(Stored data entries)
════════════════

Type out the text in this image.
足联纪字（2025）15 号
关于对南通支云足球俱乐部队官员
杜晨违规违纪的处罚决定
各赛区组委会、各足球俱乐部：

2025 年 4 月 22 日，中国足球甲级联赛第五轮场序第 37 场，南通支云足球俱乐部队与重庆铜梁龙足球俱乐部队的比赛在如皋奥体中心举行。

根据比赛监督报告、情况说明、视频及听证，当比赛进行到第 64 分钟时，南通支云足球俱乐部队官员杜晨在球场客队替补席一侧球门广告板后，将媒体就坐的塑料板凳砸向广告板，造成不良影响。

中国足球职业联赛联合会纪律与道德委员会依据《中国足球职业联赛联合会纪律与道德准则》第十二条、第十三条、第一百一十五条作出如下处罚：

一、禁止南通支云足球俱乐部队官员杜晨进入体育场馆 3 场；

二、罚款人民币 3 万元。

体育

════════════════

» Task to carry out
Using the data above, repeat every line exactly.

» Response below
Type out the text in this image.
足联纪字（2025）15 号
关于对南通支云足球俱乐部队官员
杜晨违规违纪的处罚决定
各赛区组委会、各足球俱乐部：

2025 年 4 月 22 日，中国足球甲级联赛第五轮场序第 37 场，南通支云足球俱乐部队与重庆铜梁龙足球俱乐部队的比赛在如皋奥体中心举行。

根据比赛监督报告、情况说明、视频及听证，当比赛进行到第 64 分钟时，南通支云足球俱乐部队官员杜晨在球场客队替补席一侧球门广告板后，将媒体就坐的塑料板凳砸向广告板，造成不良影响。

中国足球职业联赛联合会纪律与道德委员会依据《中国足球职业联赛联合会纪律与道德准则》第十二条、第十三条、第一百一十五条作出如下处罚：

一、禁止南通支云足球俱乐部队官员杜晨进入体育场馆 3 场；

二、罚款人民币 3 万元。

体育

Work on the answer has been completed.